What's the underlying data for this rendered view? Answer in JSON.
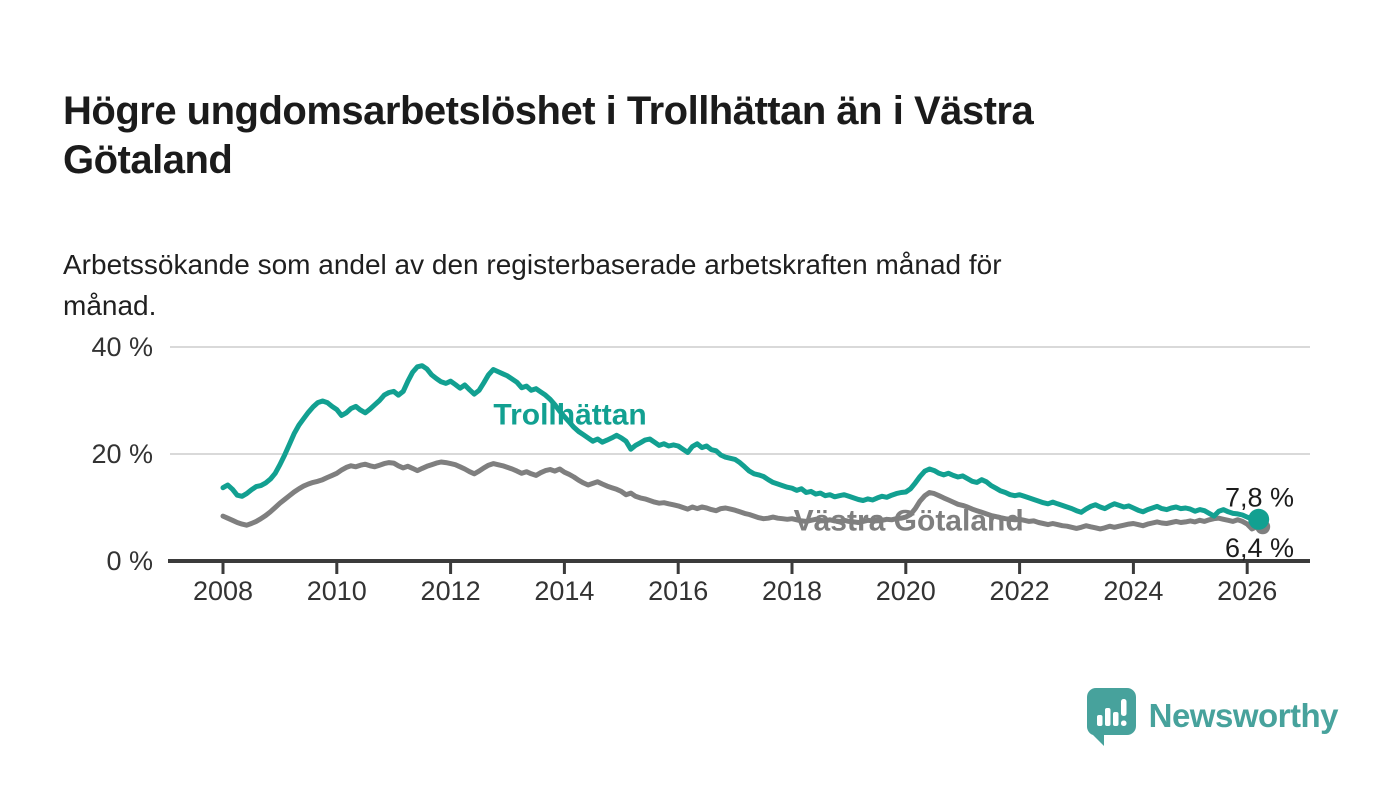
{
  "header": {
    "title": "Högre ungdomsarbetslöshet i Trollhättan än i Västra Götaland",
    "title_lines": [
      "Högre ungdomsarbetslöshet i Trollhättan än i Västra",
      "Götaland"
    ],
    "subtitle": "Arbetssökande som andel av den registerbaserade arbetskraften månad för månad.",
    "subtitle_lines": [
      "Arbetssökande som andel av den registerbaserade arbetskraften månad för",
      "månad."
    ]
  },
  "colors": {
    "trollhattan": "#12a091",
    "vastra_gotaland": "#7f7f7f",
    "axis": "#3b3b3b",
    "grid": "#d9d9d9",
    "title_text": "#1b1b1b",
    "tick_text": "#333333",
    "end_label_text": "#1c1c1c",
    "brand_teal": "#47a29c",
    "background": "#ffffff"
  },
  "chart_data": {
    "type": "line",
    "title": "Högre ungdomsarbetslöshet i Trollhättan än i Västra Götaland",
    "subtitle": "Arbetssökande som andel av den registerbaserade arbetskraften månad för månad.",
    "unit": "%",
    "start_year": 2008,
    "points_per_year": 12,
    "end_point": "2026-03",
    "xlim": [
      2007.07,
      2027.1
    ],
    "ylim": [
      0,
      42
    ],
    "grid": "horizontal-only",
    "legend_position": "inline-labels",
    "x_ticks": [
      2008,
      2010,
      2012,
      2014,
      2016,
      2018,
      2020,
      2022,
      2024,
      2026
    ],
    "x_tick_labels": [
      "2008",
      "2010",
      "2012",
      "2014",
      "2016",
      "2018",
      "2020",
      "2022",
      "2024",
      "2026"
    ],
    "y_ticks": [
      {
        "value": 0,
        "label": "0 %"
      },
      {
        "value": 20,
        "label": "20 %"
      },
      {
        "value": 40,
        "label": "40 %"
      }
    ],
    "series": [
      {
        "name": "Trollhättan",
        "color": "#12a091",
        "end_label": "7,8 %",
        "end_value": 7.8,
        "label_anchor": {
          "year": 2014.1,
          "pct": 25.5
        },
        "values": [
          13.7,
          14.2,
          13.4,
          12.3,
          12.1,
          12.6,
          13.3,
          13.9,
          14.1,
          14.6,
          15.3,
          16.4,
          18.0,
          19.8,
          21.8,
          23.8,
          25.4,
          26.6,
          27.8,
          28.8,
          29.6,
          29.9,
          29.6,
          28.9,
          28.3,
          27.2,
          27.7,
          28.5,
          28.9,
          28.2,
          27.7,
          28.4,
          29.2,
          30.0,
          31.0,
          31.5,
          31.7,
          31.0,
          31.7,
          33.6,
          35.3,
          36.3,
          36.5,
          35.9,
          34.8,
          34.1,
          33.5,
          33.2,
          33.6,
          33.0,
          32.3,
          32.9,
          32.0,
          31.2,
          31.9,
          33.3,
          34.8,
          35.8,
          35.4,
          35.0,
          34.6,
          34.0,
          33.4,
          32.4,
          32.7,
          31.9,
          32.2,
          31.6,
          31.0,
          30.2,
          29.2,
          28.0,
          27.0,
          26.0,
          25.0,
          24.2,
          23.6,
          23.0,
          22.4,
          22.8,
          22.2,
          22.6,
          23.0,
          23.5,
          23.0,
          22.4,
          20.9,
          21.6,
          22.1,
          22.6,
          22.8,
          22.2,
          21.6,
          21.9,
          21.5,
          21.7,
          21.5,
          20.9,
          20.3,
          21.4,
          21.9,
          21.2,
          21.5,
          20.8,
          20.6,
          19.8,
          19.4,
          19.2,
          19.0,
          18.4,
          17.6,
          16.8,
          16.3,
          16.1,
          15.8,
          15.2,
          14.7,
          14.4,
          14.1,
          13.8,
          13.6,
          13.2,
          13.5,
          12.8,
          13.0,
          12.5,
          12.7,
          12.2,
          12.4,
          12.0,
          12.2,
          12.4,
          12.1,
          11.8,
          11.5,
          11.3,
          11.6,
          11.4,
          11.8,
          12.1,
          11.9,
          12.3,
          12.6,
          12.8,
          12.9,
          13.5,
          14.6,
          15.8,
          16.8,
          17.2,
          16.9,
          16.4,
          16.1,
          16.4,
          16.0,
          15.7,
          15.9,
          15.4,
          14.9,
          14.7,
          15.2,
          14.8,
          14.1,
          13.6,
          13.1,
          12.8,
          12.4,
          12.2,
          12.4,
          12.1,
          11.8,
          11.5,
          11.2,
          10.9,
          10.7,
          11.0,
          10.7,
          10.4,
          10.1,
          9.8,
          9.4,
          9.1,
          9.7,
          10.2,
          10.5,
          10.1,
          9.8,
          10.3,
          10.7,
          10.4,
          10.1,
          10.3,
          9.9,
          9.5,
          9.2,
          9.6,
          9.9,
          10.2,
          9.8,
          9.6,
          9.9,
          10.1,
          9.8,
          9.9,
          9.7,
          9.3,
          9.6,
          9.4,
          8.9,
          8.4,
          9.3,
          9.6,
          9.2,
          8.9,
          8.8,
          8.6,
          8.2,
          7.9,
          7.8
        ]
      },
      {
        "name": "Västra Götaland",
        "color": "#7f7f7f",
        "end_label": "6,4 %",
        "end_value": 6.4,
        "label_anchor": {
          "year": 2020.05,
          "pct": 5.7
        },
        "values": [
          8.4,
          8.0,
          7.6,
          7.2,
          6.9,
          6.7,
          7.0,
          7.4,
          7.9,
          8.5,
          9.2,
          10.0,
          10.8,
          11.5,
          12.2,
          12.9,
          13.5,
          14.0,
          14.4,
          14.7,
          14.9,
          15.2,
          15.6,
          16.0,
          16.4,
          17.0,
          17.5,
          17.8,
          17.6,
          17.9,
          18.1,
          17.8,
          17.6,
          17.9,
          18.2,
          18.4,
          18.3,
          17.8,
          17.4,
          17.7,
          17.3,
          16.9,
          17.3,
          17.7,
          18.0,
          18.3,
          18.5,
          18.4,
          18.2,
          18.0,
          17.6,
          17.2,
          16.7,
          16.3,
          16.8,
          17.4,
          17.9,
          18.2,
          18.0,
          17.8,
          17.5,
          17.2,
          16.8,
          16.4,
          16.7,
          16.3,
          16.0,
          16.5,
          16.9,
          17.1,
          16.8,
          17.2,
          16.6,
          16.2,
          15.7,
          15.1,
          14.6,
          14.2,
          14.5,
          14.8,
          14.4,
          14.0,
          13.7,
          13.4,
          13.0,
          12.4,
          12.7,
          12.1,
          11.8,
          11.6,
          11.3,
          11.0,
          10.8,
          10.9,
          10.7,
          10.5,
          10.3,
          10.0,
          9.7,
          10.1,
          9.8,
          10.1,
          9.9,
          9.6,
          9.4,
          9.8,
          9.9,
          9.7,
          9.5,
          9.2,
          8.9,
          8.7,
          8.4,
          8.1,
          7.9,
          8.0,
          8.2,
          8.0,
          7.9,
          7.8,
          7.9,
          7.7,
          7.5,
          7.4,
          7.6,
          7.8,
          7.6,
          7.5,
          7.7,
          7.5,
          7.4,
          7.6,
          7.4,
          7.3,
          7.2,
          7.4,
          7.6,
          7.5,
          7.7,
          7.6,
          7.8,
          7.7,
          7.9,
          8.0,
          8.2,
          8.7,
          9.8,
          11.2,
          12.2,
          12.8,
          12.6,
          12.2,
          11.8,
          11.4,
          11.0,
          10.6,
          10.4,
          10.1,
          9.7,
          9.4,
          9.1,
          8.8,
          8.5,
          8.3,
          8.1,
          7.9,
          7.8,
          7.7,
          7.8,
          7.6,
          7.4,
          7.5,
          7.2,
          7.0,
          6.8,
          7.0,
          6.8,
          6.6,
          6.5,
          6.3,
          6.1,
          6.3,
          6.6,
          6.4,
          6.2,
          6.0,
          6.2,
          6.5,
          6.3,
          6.5,
          6.7,
          6.9,
          7.0,
          6.8,
          6.6,
          6.9,
          7.1,
          7.3,
          7.1,
          7.0,
          7.2,
          7.4,
          7.2,
          7.3,
          7.5,
          7.3,
          7.6,
          7.4,
          7.7,
          7.9,
          8.0,
          7.8,
          7.6,
          7.4,
          7.7,
          7.4,
          6.9,
          6.0,
          6.4
        ]
      }
    ]
  },
  "footer": {
    "brand": "Newsworthy",
    "logo_icon": "bar-chart-speech-bubble-icon"
  }
}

#####

> [Written exercise]: Collect each line holding the string "name".

> [Reply to the task]:
        "name": "Trollhättan",
        "name": "Västra Götaland",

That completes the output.